Consignes =>
- a) D'après l'article consacré aux maîtres de conférences de Sciences Po, pourquoi Jean-Michel Ollé transforme-t-il les faiblesses de chacun en une force à l'oral ? Répondez en une à trois phrases.
- b) Prolongez l'article consacré aux maîtres de conférences de Sciences Po à partir de sa dernière phrase.

Extrait du texte =>
• • • • • • •

Devenir maître de conférences à Sciences Po ( 1/2 )
Si je vous demande de me dire comment intègre-t-on Sciences Po, vous allez sans doute me faire un monologue de 2h -minimum- sur la lettre de motivation, les écrits, l’oral, les admissions parallèles … Cependant, lors d’un TD, il y a devant vous une personne dans la salle qui n’a rien fait de tout cela pour arriver à Sciences Po. Cette personne, c’est le maître de conférences. Alors, curieux de connaître cette autre voie d’entrée réservée à quelques-uns ? Désireux de savoir comment obtient-on ce poste tant convoité ? La Péniche est partie recueillir le témoignage de deux maitres de conférences pour avoir la réponse.
Jean Michel Ollé : Un rhétoricien à l’école des sciences politiques
Depuis 2014, Jean-Michel Ollé dispense un cours de rhétorique à Sciences Po, destiné à des élèves de bi-cursus. Ces derniers tombent systématiquement sous le charme. Jonglant avec les figures de styles et les grands discours, il n’apprend pas à imiter les orateurs mais à devenir orateur. Pour ce faire, il transforme les faiblesses de chacun en une force à l’oral. Son entretien :
Thomas Hinzelin : Comment avez-vous été recruté ? Est-ce sciences po qui est venu à vous ou l’inverse ?

• • • • • • •

Documents fournis =>
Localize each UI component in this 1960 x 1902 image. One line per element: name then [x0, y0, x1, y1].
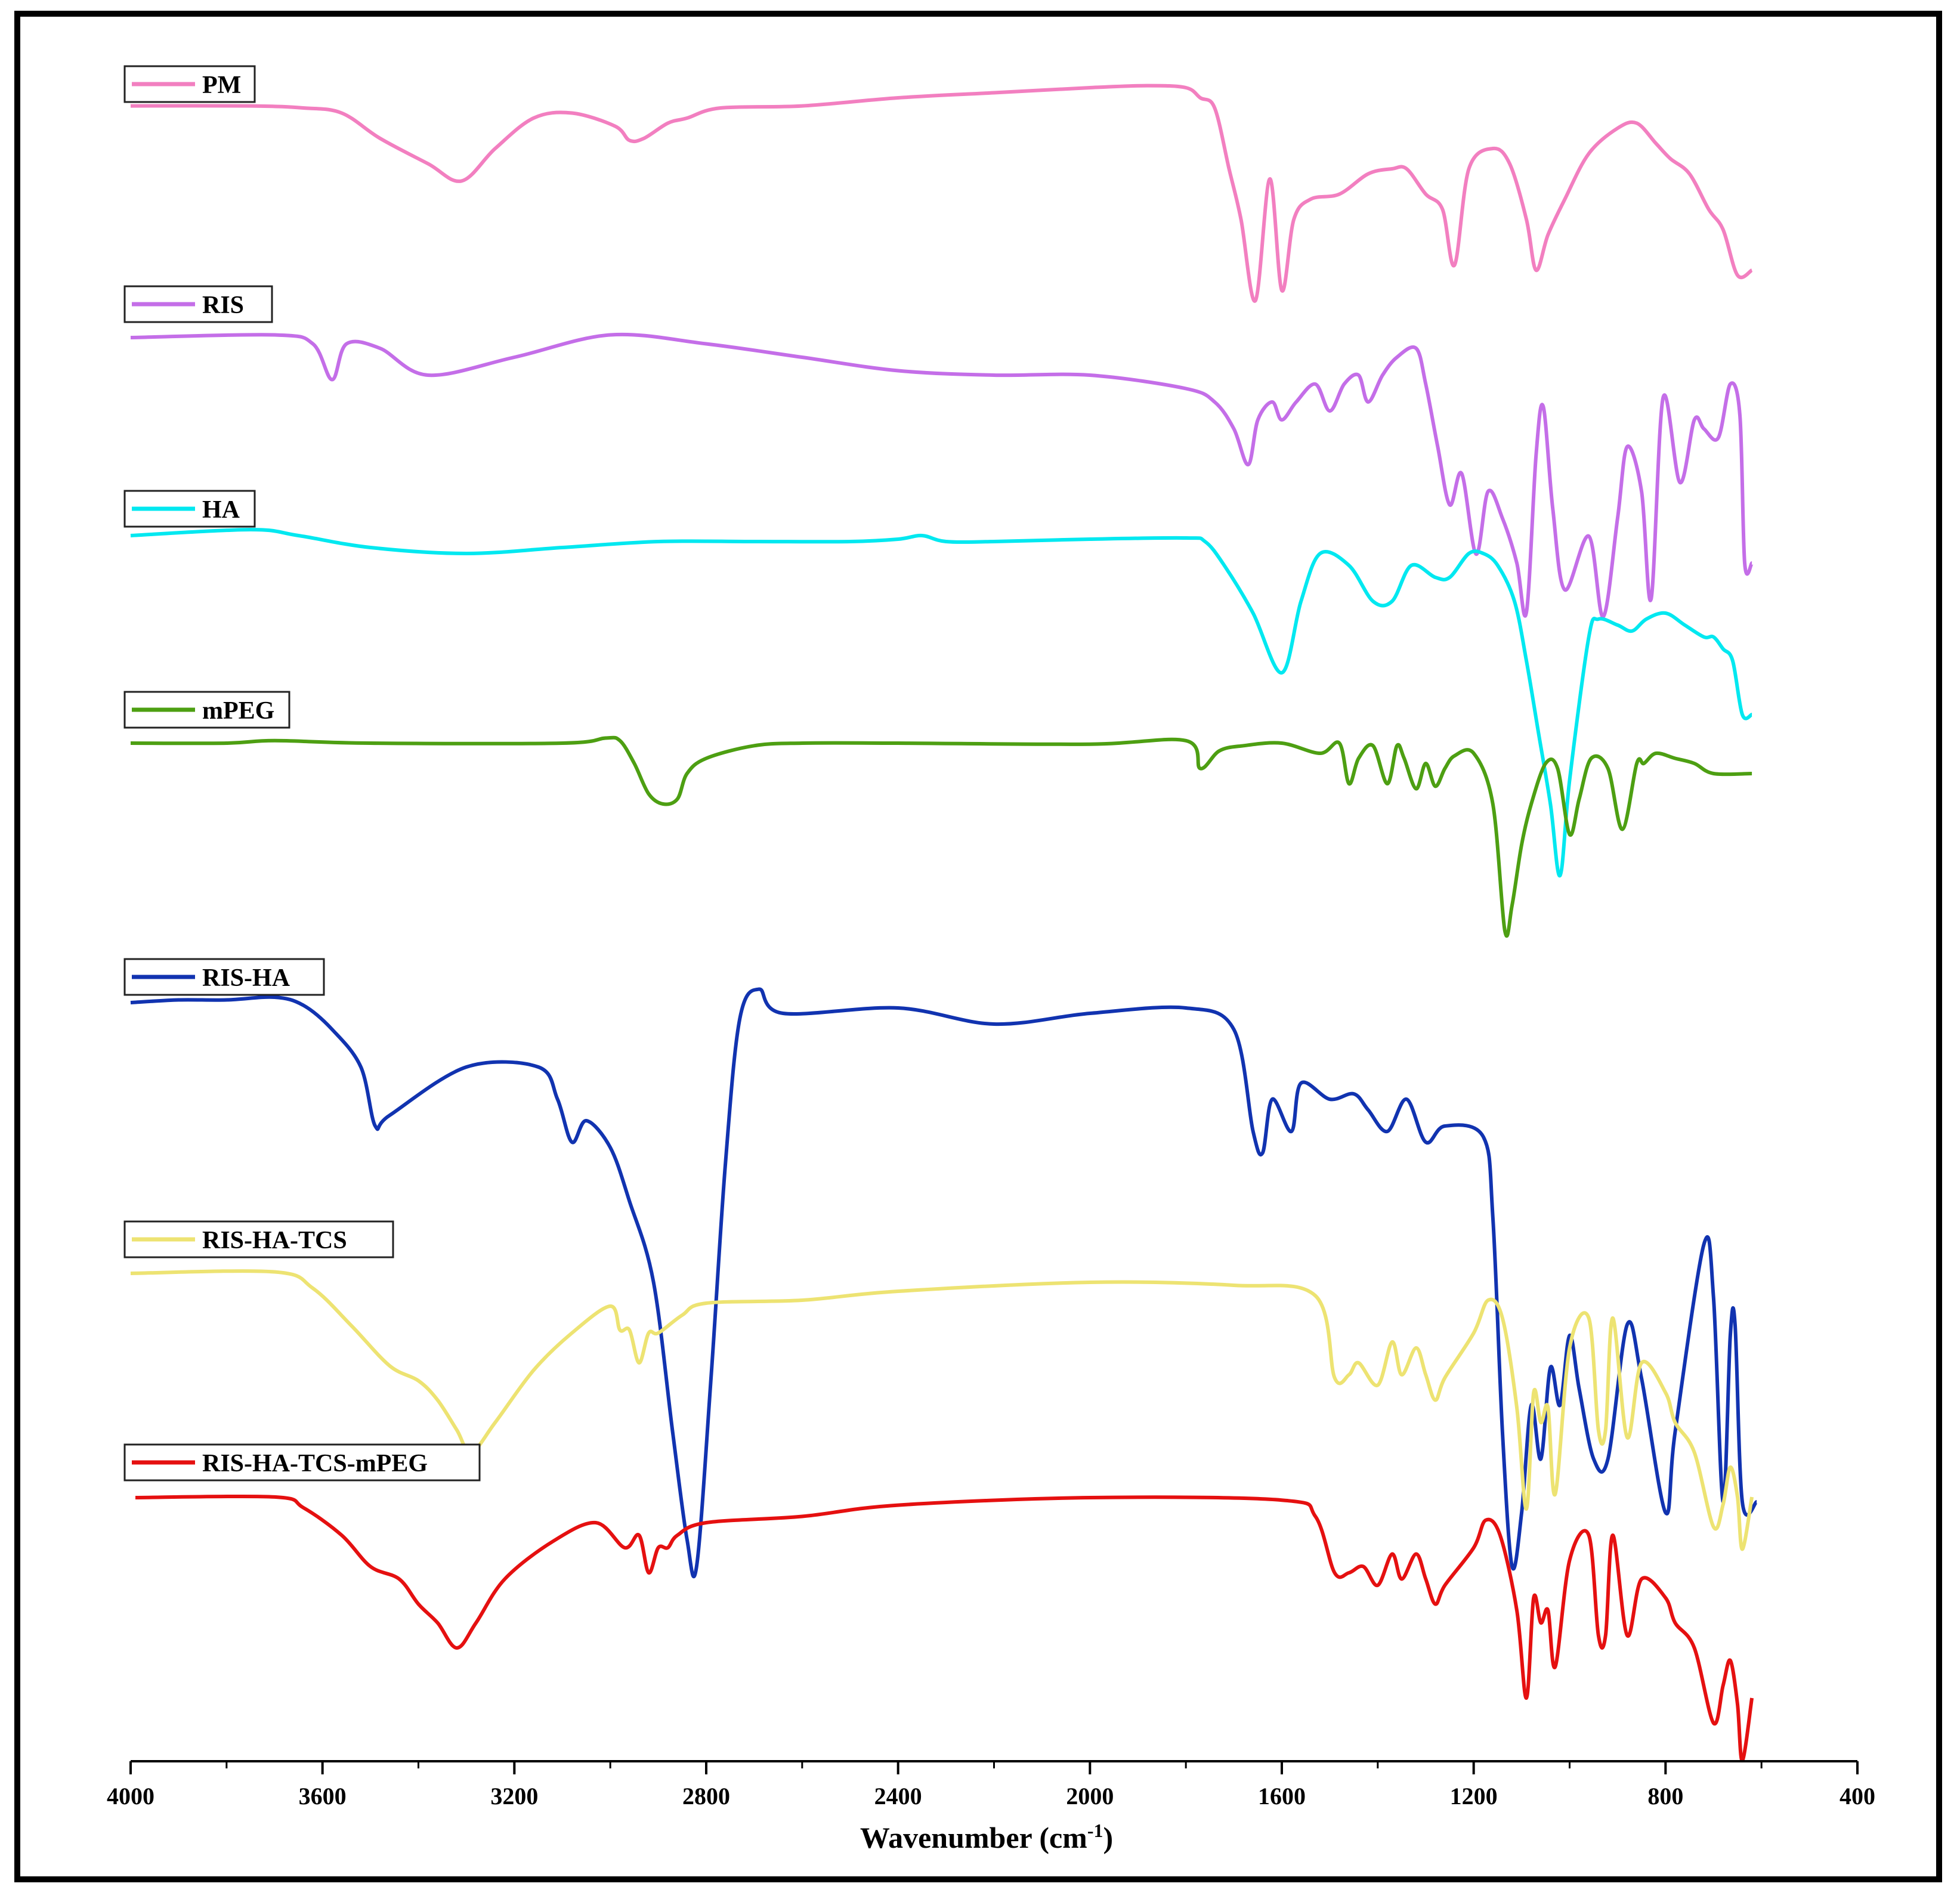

• • • • • • •

Corrigé =>
- a) Il le fait parce qu'il cherche à apprendre aux élèves à devenir orateurs et non à imiter les orateurs.

- b)
Jean Michel Ollé : Je faisais un cours de rhétorique à la Sorbonne, les professeurs responsables du bi-cursus Sorbonne-Sciences Po m’ont demandé de reprendre ce cours pour Sciences Po
T.H : Avez-vous eu quelque chose comme un « examen » d’entrée ?
Jean Michel Ollé : Non, puisque les enseignants qui m’ont recruté connaissaient mon travail à la Sorbonne. J’ai dû cependant m’entretenir avec une responsable pédagogique de Sciences Po pour lui expliquer mes méthodes et mes objectifs.
T.H : Est-ce cela vous plait toujours autant d’être professeur à sciences po ?
Jean Michel Ollé : Des conditions d’enseignement idéales, des effectifs réduits, des étudiants brillants et motivés : franchement, qui pourrait n’être pas content ?
François Duluc : Histoire et droit des états et histoire de Sciences Po
Avec 26 ans d’enseignement à Sciences Po, on peut dire que François Duluc est un vieux de la vieille (je sais qu’il me pardonnera cette familiarité car cette expression vient de l’Empire, période qui le passionne). À l’image de l’institution dans laquelle il dispense son savoir, il est pluridisciplinaire : droit public en Prep Ena, une conférence de culture générale, de questions européennes et enfin d’Histoire et droit des États. Son entretien :
T.H : Est-ce vous qui avez contacté Sciences Po pour devenir professeur, ou l’inverse ?
François Duluc : La première fois c’est moi qui ai contacté Sciences Po et j’ai rencontré le directeur, ensuite je suis parti plusieurs années à l’étranger et à mon retour j’ai été contacté par un collègue qui devait renoncer à sa conférence en raison de sa nomination dans un cabinet ministériel
T.H : Avez-vous passé un « examen d’entrée » ?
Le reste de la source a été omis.